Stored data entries
☆ ☆ ☆
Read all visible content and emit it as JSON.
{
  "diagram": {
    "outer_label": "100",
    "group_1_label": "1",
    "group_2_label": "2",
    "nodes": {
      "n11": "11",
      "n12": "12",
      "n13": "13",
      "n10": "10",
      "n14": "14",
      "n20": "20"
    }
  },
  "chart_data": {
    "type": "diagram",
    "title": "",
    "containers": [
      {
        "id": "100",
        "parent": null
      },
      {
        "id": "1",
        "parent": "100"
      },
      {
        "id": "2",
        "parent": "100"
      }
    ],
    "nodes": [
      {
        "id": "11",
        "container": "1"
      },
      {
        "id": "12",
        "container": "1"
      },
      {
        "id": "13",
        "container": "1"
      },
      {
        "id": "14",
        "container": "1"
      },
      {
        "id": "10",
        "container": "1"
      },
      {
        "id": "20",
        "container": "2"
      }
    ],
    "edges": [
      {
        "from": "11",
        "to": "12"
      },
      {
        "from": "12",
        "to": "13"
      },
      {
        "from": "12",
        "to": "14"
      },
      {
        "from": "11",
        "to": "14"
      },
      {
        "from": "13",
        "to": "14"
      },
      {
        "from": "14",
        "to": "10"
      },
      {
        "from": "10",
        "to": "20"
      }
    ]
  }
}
☆ ☆ ☆
▶ REQUIRED TASK
Copy the material above back out, exactly as written.

▶ TASK ANSWER
Read all visible content and emit it as JSON.
{
  "diagram": {
    "outer_label": "100",
    "group_1_label": "1",
    "group_2_label": "2",
    "nodes": {
      "n11": "11",
      "n12": "12",
      "n13": "13",
      "n10": "10",
      "n14": "14",
      "n20": "20"
    }
  },
  "chart_data": {
    "type": "diagram",
    "title": "",
    "containers": [
      {
        "id": "100",
        "parent": null
      },
      {
        "id": "1",
        "parent": "100"
      },
      {
        "id": "2",
        "parent": "100"
      }
    ],
    "nodes": [
      {
        "id": "11",
        "container": "1"
      },
      {
        "id": "12",
        "container": "1"
      },
      {
        "id": "13",
        "container": "1"
      },
      {
        "id": "14",
        "container": "1"
      },
      {
        "id": "10",
        "container": "1"
      },
      {
        "id": "20",
        "container": "2"
      }
    ],
    "edges": [
      {
        "from": "11",
        "to": "12"
      },
      {
        "from": "12",
        "to": "13"
      },
      {
        "from": "12",
        "to": "14"
      },
      {
        "from": "11",
        "to": "14"
      },
      {
        "from": "13",
        "to": "14"
      },
      {
        "from": "14",
        "to": "10"
      },
      {
        "from": "10",
        "to": "20"
      }
    ]
  }
}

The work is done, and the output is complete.